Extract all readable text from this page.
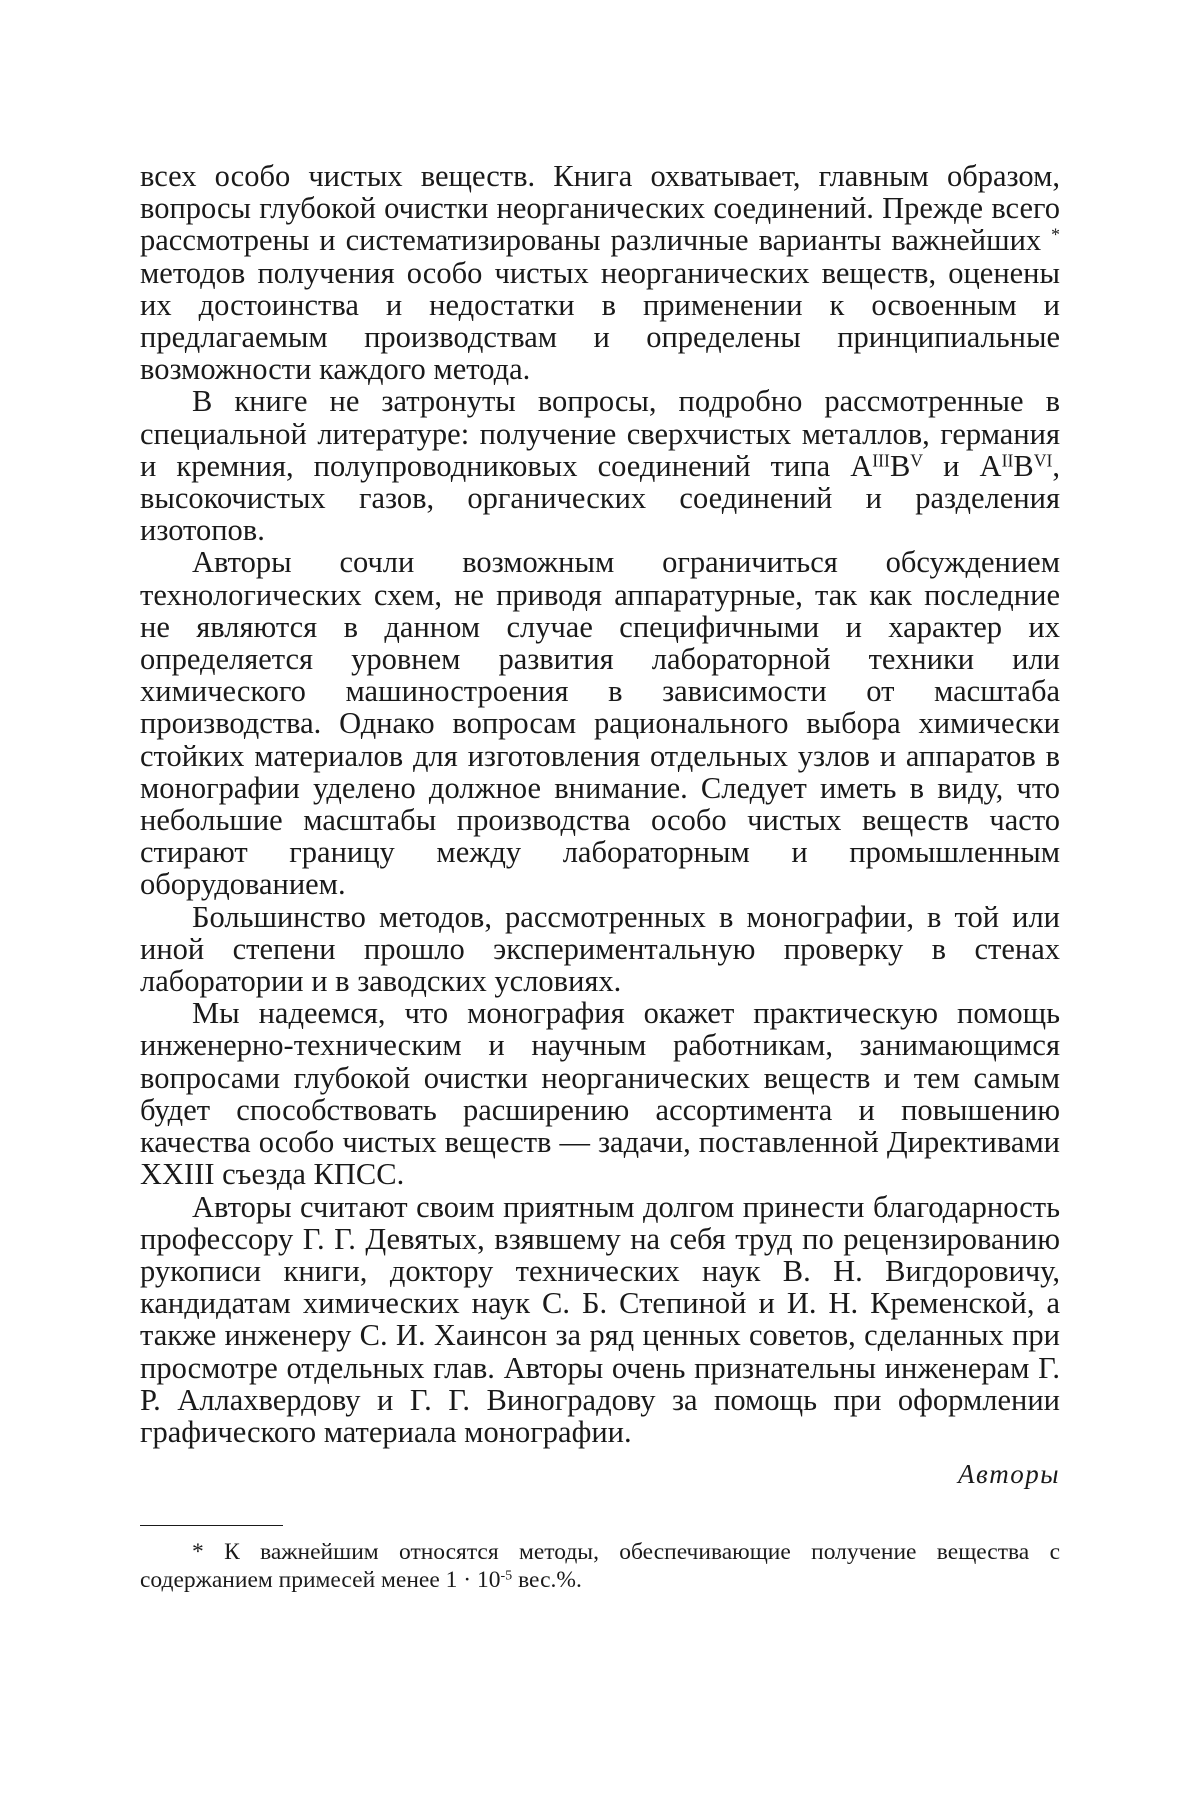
всех особо чистых веществ. Книга охватывает, главным образом, вопросы глубокой очистки неорганических соединений. Прежде всего рассмотрены и систематизированы различные варианты важнейших * методов получения особо чистых неорганических веществ, оценены их достоинства и недостатки в применении к освоенным и предлагаемым производствам и определены принципиальные возможности каждого метода.

В книге не затронуты вопросы, подробно рассмотренные в специальной литературе: получение сверхчистых металлов, германия и кремния, полупроводниковых соединений типа $A^{III}B^V$ и $A^{II}B^{VI}$, высокочистых газов, органических соединений и разделения изотопов.

Авторы сочли возможным ограничиться обсуждением технологических схем, не приводя аппаратурные, так как последние не являются в данном случае специфичными и характер их определяется уровнем развития лабораторной техники или химического машиностроения в зависимости от масштаба производства. Однако вопросам рационального выбора химически стойких материалов для изготовления отдельных узлов и аппаратов в монографии уделено должное внимание. Следует иметь в виду, что небольшие масштабы производства особо чистых веществ часто стирают границу между лабораторным и промышленным оборудованием.

Большинство методов, рассмотренных в монографии, в той или иной степени прошло экспериментальную проверку в стенах лаборатории и в заводских условиях.

Мы надеемся, что монография окажет практическую помощь инженерно-техническим и научным работникам, занимающимся вопросами глубокой очистки неорганических веществ и тем самым будет способствовать расширению ассортимента и повышению качества особо чистых веществ — задачи, поставленной Директивами XXIII съезда КПСС.

Авторы считают своим приятным долгом принести благодарность профессору Г. Г. Девятых, взявшему на себя труд по рецензированию рукописи книги, доктору технических наук В. Н. Вигдоровичу, кандидатам химических наук С. Б. Степиной и И. Н. Кременской, а также инженеру С. И. Хаинсон за ряд ценных советов, сделанных при просмотре отдельных глав. Авторы очень признательны инженерам Г. Р. Аллахвердову и Г. Г. Виноградову за помощь при оформлении графического материала монографии.

Авторы

* К важнейшим относятся методы, обеспечивающие получение вещества с содержанием примесей менее $1 \cdot 10^{-5}$ вес.%.
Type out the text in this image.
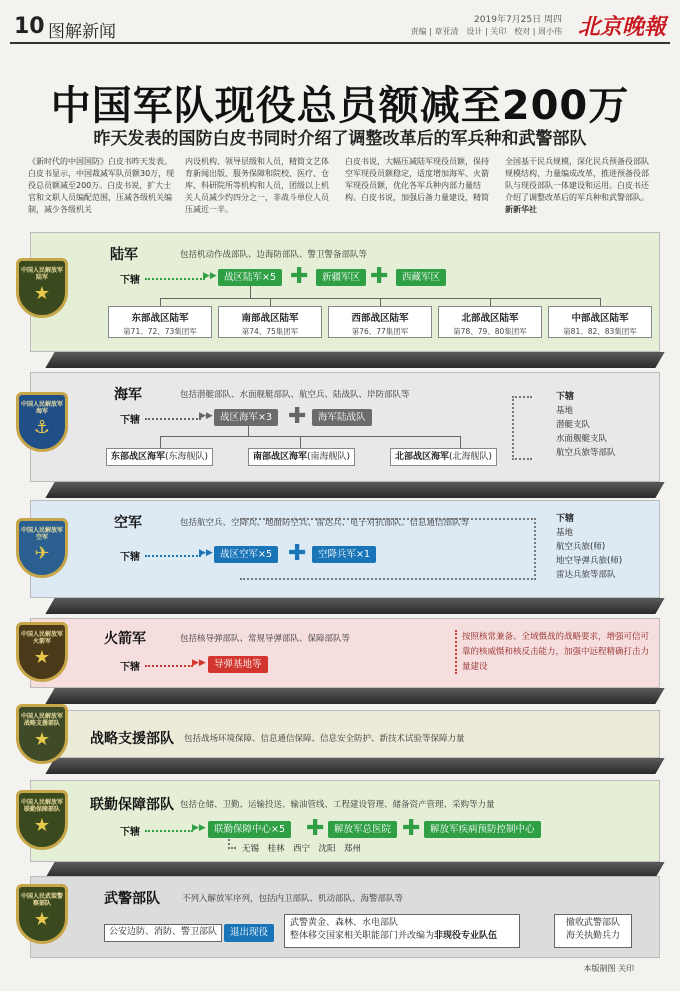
10 图解新闻
2019年7月25日 周四
责编 | 章亚清　设计 | 关印　校对 | 周小伟 北京晚報
中国军队现役总员额减至200万
昨天发表的国防白皮书同时介绍了调整改革后的军兵种和武警部队
《新时代的中国国防》白皮书昨天发表。白皮书显示，中国裁减军队员额30万，现役总员额减至200万。白皮书说，扩大士官和文职人员编配范围，压减各级机关编制，减少各级机关
内设机构、领导层级和人员，精简文艺体育新闻出版、服务保障和院校、医疗、仓库、科研院所等机构和人员，团级以上机关人员减少约四分之一，非战斗单位人员压减近一半。
白皮书说，大幅压减陆军现役员额，保持空军现役员额稳定，适度增加海军、火箭军现役员额，优化各军兵种内部力量结构。白皮书说，加强后备力量建设，精简
全国基干民兵规模，深化民兵预备役部队规模结构、力量编成改革，推进预备役部队与现役部队一体建设和运用。白皮书还介绍了调整改革后的军兵种和武警部队。 新新华社
中国人民解放军 陆军
★
陆军	包括机动作战部队、边海防部队、警卫警备部队等
下辖	▶▶ 战区陆军×5 ✚	新疆军区 ✚	西藏军区
东部战区陆军
第71、72、73集团军
南部战区陆军
第74、75集团军
西部战区陆军
第76、77集团军
北部战区陆军
第78、79、80集团军
中部战区陆军
第81、82、83集团军
中国人民解放军 海军
⚓
海军	包括潜艇部队、水面舰艇部队、航空兵、陆战队、岸防部队等
下辖	▶▶ 战区海军×3 ✚	海军陆战队
东部战区海军(东海舰队)	南部战区海军(南海舰队)	北部战区海军(北海舰队)
下辖
基地
潜艇支队
水面舰艇支队
航空兵旅等部队
中国人民解放军 空军
✈
空军	包括航空兵、空降兵、地面防空兵、雷达兵、电子对抗部队、信息通信部队等
下辖	▶▶ 战区空军×5 ✚	空降兵军×1
下辖
基地
航空兵旅(师)
地空导弹兵旅(师)
雷达兵旅等部队
中国人民解放军 火箭军
★
火箭军	包括核导弹部队、常规导弹部队、保障部队等
下辖	▶▶ 导弹基地等
按照核常兼备、全域慑战的战略要求，增强可信可靠的核威慑和核反击能力，加强中远程精确打击力量建设
中国人民解放军 战略支援部队
★	战略支援部队 包括战场环境保障、信息通信保障、信息安全防护、新技术试验等保障力量
中国人民解放军 联勤保障部队
★
联勤保障部队 包括仓储、卫勤、运输投送、输油管线、工程建设管理、储备资产管理、采购等力量
下辖	▶▶ 联勤保障中心×5 ✚	解放军总医院 ✚	解放军疾病预防控制中心
无锡　桂林　西宁　沈阳　郑州
中国人民武装警察部队
★
武警部队	不列入解放军序列，包括内卫部队、机动部队、海警部队等
公安边防、消防、警卫部队	退出现役
武警黄金、森林、水电部队
整体移交国家相关职能部门并改编为非现役专业队伍
撤收武警部队
海关执勤兵力
本版制图 关印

**What the task asks**:
Transcribe every entry word for word, but skip the pictures.

**The output**:
Extract all readable text from this page.
всех особо чистых веществ. Книга охватывает, главным образом, вопросы глубокой очистки неорганических соединений. Прежде всего рассмотрены и систематизированы различные варианты важнейших * методов получения особо чистых неорганических веществ, оценены их достоинства и недостатки в применении к освоенным и предлагаемым производствам и определены принципиальные возможности каждого метода.

В книге не затронуты вопросы, подробно рассмотренные в специальной литературе: получение сверхчистых металлов, германия и кремния, полупроводниковых соединений типа $A^{III}B^V$ и $A^{II}B^{VI}$, высокочистых газов, органических соединений и разделения изотопов.

Авторы сочли возможным ограничиться обсуждением технологических схем, не приводя аппаратурные, так как последние не являются в данном случае специфичными и характер их определяется уровнем развития лабораторной техники или химического машиностроения в зависимости от масштаба производства. Однако вопросам рационального выбора химически стойких материалов для изготовления отдельных узлов и аппаратов в монографии уделено должное внимание. Следует иметь в виду, что небольшие масштабы производства особо чистых веществ часто стирают границу между лабораторным и промышленным оборудованием.

Большинство методов, рассмотренных в монографии, в той или иной степени прошло экспериментальную проверку в стенах лаборатории и в заводских условиях.

Мы надеемся, что монография окажет практическую помощь инженерно-техническим и научным работникам, занимающимся вопросами глубокой очистки неорганических веществ и тем самым будет способствовать расширению ассортимента и повышению качества особо чистых веществ — задачи, поставленной Директивами XXIII съезда КПСС.

Авторы считают своим приятным долгом принести благодарность профессору Г. Г. Девятых, взявшему на себя труд по рецензированию рукописи книги, доктору технических наук В. Н. Вигдоровичу, кандидатам химических наук С. Б. Степиной и И. Н. Кременской, а также инженеру С. И. Хаинсон за ряд ценных советов, сделанных при просмотре отдельных глав. Авторы очень признательны инженерам Г. Р. Аллахвердову и Г. Г. Виноградову за помощь при оформлении графического материала монографии.

Авторы

* К важнейшим относятся методы, обеспечивающие получение вещества с содержанием примесей менее $1 \cdot 10^{-5}$ вес.%.
Type out the text in this image.
10 图解新闻
2019年7月25日 周四
责编 | 章亚清　设计 | 关印　校对 | 周小伟 北京晚報
中国军队现役总员额减至200万
昨天发表的国防白皮书同时介绍了调整改革后的军兵种和武警部队
《新时代的中国国防》白皮书昨天发表。白皮书显示，中国裁减军队员额30万，现役总员额减至200万。白皮书说，扩大士官和文职人员编配范围，压减各级机关编制，减少各级机关
内设机构、领导层级和人员，精简文艺体育新闻出版、服务保障和院校、医疗、仓库、科研院所等机构和人员，团级以上机关人员减少约四分之一，非战斗单位人员压减近一半。
白皮书说，大幅压减陆军现役员额，保持空军现役员额稳定，适度增加海军、火箭军现役员额，优化各军兵种内部力量结构。白皮书说，加强后备力量建设，精简
全国基干民兵规模，深化民兵预备役部队规模结构、力量编成改革，推进预备役部队与现役部队一体建设和运用。白皮书还介绍了调整改革后的军兵种和武警部队。 新新华社
中国人民解放军 陆军
★
陆军	包括机动作战部队、边海防部队、警卫警备部队等
下辖	▶▶ 战区陆军×5 ✚	新疆军区 ✚	西藏军区
东部战区陆军
第71、72、73集团军
南部战区陆军
第74、75集团军
西部战区陆军
第76、77集团军
北部战区陆军
第78、79、80集团军
中部战区陆军
第81、82、83集团军
中国人民解放军 海军
⚓
海军	包括潜艇部队、水面舰艇部队、航空兵、陆战队、岸防部队等
下辖	▶▶ 战区海军×3 ✚	海军陆战队
东部战区海军(东海舰队)	南部战区海军(南海舰队)	北部战区海军(北海舰队)
下辖
基地
潜艇支队
水面舰艇支队
航空兵旅等部队
中国人民解放军 空军
✈
空军	包括航空兵、空降兵、地面防空兵、雷达兵、电子对抗部队、信息通信部队等
下辖	▶▶ 战区空军×5 ✚	空降兵军×1
下辖
基地
航空兵旅(师)
地空导弹兵旅(师)
雷达兵旅等部队
中国人民解放军 火箭军
★
火箭军	包括核导弹部队、常规导弹部队、保障部队等
下辖	▶▶ 导弹基地等
按照核常兼备、全域慑战的战略要求，增强可信可靠的核威慑和核反击能力，加强中远程精确打击力量建设
中国人民解放军 战略支援部队
★	战略支援部队 包括战场环境保障、信息通信保障、信息安全防护、新技术试验等保障力量
中国人民解放军 联勤保障部队
★
联勤保障部队 包括仓储、卫勤、运输投送、输油管线、工程建设管理、储备资产管理、采购等力量
下辖	▶▶ 联勤保障中心×5 ✚	解放军总医院 ✚	解放军疾病预防控制中心
无锡　桂林　西宁　沈阳　郑州
中国人民武装警察部队
★
武警部队	不列入解放军序列，包括内卫部队、机动部队、海警部队等
公安边防、消防、警卫部队	退出现役
武警黄金、森林、水电部队
整体移交国家相关职能部门并改编为非现役专业队伍
撤收武警部队
海关执勤兵力
本版制图 关印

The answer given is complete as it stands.